What is required: Below is a set of records. Repeat all of them exactly.

The input:
-*-

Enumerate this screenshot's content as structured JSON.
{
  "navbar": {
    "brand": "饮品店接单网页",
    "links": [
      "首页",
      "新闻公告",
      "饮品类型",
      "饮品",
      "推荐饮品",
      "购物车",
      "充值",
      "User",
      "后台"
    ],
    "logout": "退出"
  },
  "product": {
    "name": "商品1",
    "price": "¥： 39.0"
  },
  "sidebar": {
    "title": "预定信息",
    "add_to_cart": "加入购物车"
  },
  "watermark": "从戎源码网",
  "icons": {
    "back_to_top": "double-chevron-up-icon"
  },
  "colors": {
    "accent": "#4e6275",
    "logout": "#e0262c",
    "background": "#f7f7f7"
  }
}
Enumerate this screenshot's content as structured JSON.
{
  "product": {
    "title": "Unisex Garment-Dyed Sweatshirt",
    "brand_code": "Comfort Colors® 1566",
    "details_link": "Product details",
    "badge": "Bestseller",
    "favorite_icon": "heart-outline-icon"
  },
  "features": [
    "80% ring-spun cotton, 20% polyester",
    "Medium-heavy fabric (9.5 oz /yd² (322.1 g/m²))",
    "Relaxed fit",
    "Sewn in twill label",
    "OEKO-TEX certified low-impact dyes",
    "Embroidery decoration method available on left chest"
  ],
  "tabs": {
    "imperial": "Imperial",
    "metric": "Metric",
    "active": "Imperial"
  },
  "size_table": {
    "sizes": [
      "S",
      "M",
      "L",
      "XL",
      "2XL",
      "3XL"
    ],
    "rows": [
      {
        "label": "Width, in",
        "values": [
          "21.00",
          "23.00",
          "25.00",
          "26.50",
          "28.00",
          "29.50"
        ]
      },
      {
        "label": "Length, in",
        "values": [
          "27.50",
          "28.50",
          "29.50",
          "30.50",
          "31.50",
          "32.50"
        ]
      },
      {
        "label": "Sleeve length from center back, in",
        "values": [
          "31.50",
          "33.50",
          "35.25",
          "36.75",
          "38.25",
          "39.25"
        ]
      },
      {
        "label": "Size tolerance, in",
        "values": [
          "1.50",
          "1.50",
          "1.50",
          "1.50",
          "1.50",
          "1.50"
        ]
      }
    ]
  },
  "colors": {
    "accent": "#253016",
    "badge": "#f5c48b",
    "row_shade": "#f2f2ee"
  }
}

-*-

Final result:
Enumerate this screenshot's content as structured JSON.
{
  "navbar": {
    "brand": "饮品店接单网页",
    "links": [
      "首页",
      "新闻公告",
      "饮品类型",
      "饮品",
      "推荐饮品",
      "购物车",
      "充值",
      "User",
      "后台"
    ],
    "logout": "退出"
  },
  "product": {
    "name": "商品1",
    "price": "¥： 39.0"
  },
  "sidebar": {
    "title": "预定信息",
    "add_to_cart": "加入购物车"
  },
  "watermark": "从戎源码网",
  "icons": {
    "back_to_top": "double-chevron-up-icon"
  },
  "colors": {
    "accent": "#4e6275",
    "logout": "#e0262c",
    "background": "#f7f7f7"
  }
}
Enumerate this screenshot's content as structured JSON.
{
  "product": {
    "title": "Unisex Garment-Dyed Sweatshirt",
    "brand_code": "Comfort Colors® 1566",
    "details_link": "Product details",
    "badge": "Bestseller",
    "favorite_icon": "heart-outline-icon"
  },
  "features": [
    "80% ring-spun cotton, 20% polyester",
    "Medium-heavy fabric (9.5 oz /yd² (322.1 g/m²))",
    "Relaxed fit",
    "Sewn in twill label",
    "OEKO-TEX certified low-impact dyes",
    "Embroidery decoration method available on left chest"
  ],
  "tabs": {
    "imperial": "Imperial",
    "metric": "Metric",
    "active": "Imperial"
  },
  "size_table": {
    "sizes": [
      "S",
      "M",
      "L",
      "XL",
      "2XL",
      "3XL"
    ],
    "rows": [
      {
        "label": "Width, in",
        "values": [
          "21.00",
          "23.00",
          "25.00",
          "26.50",
          "28.00",
          "29.50"
        ]
      },
      {
        "label": "Length, in",
        "values": [
          "27.50",
          "28.50",
          "29.50",
          "30.50",
          "31.50",
          "32.50"
        ]
      },
      {
        "label": "Sleeve length from center back, in",
        "values": [
          "31.50",
          "33.50",
          "35.25",
          "36.75",
          "38.25",
          "39.25"
        ]
      },
      {
        "label": "Size tolerance, in",
        "values": [
          "1.50",
          "1.50",
          "1.50",
          "1.50",
          "1.50",
          "1.50"
        ]
      }
    ]
  },
  "colors": {
    "accent": "#253016",
    "badge": "#f5c48b",
    "row_shade": "#f2f2ee"
  }
}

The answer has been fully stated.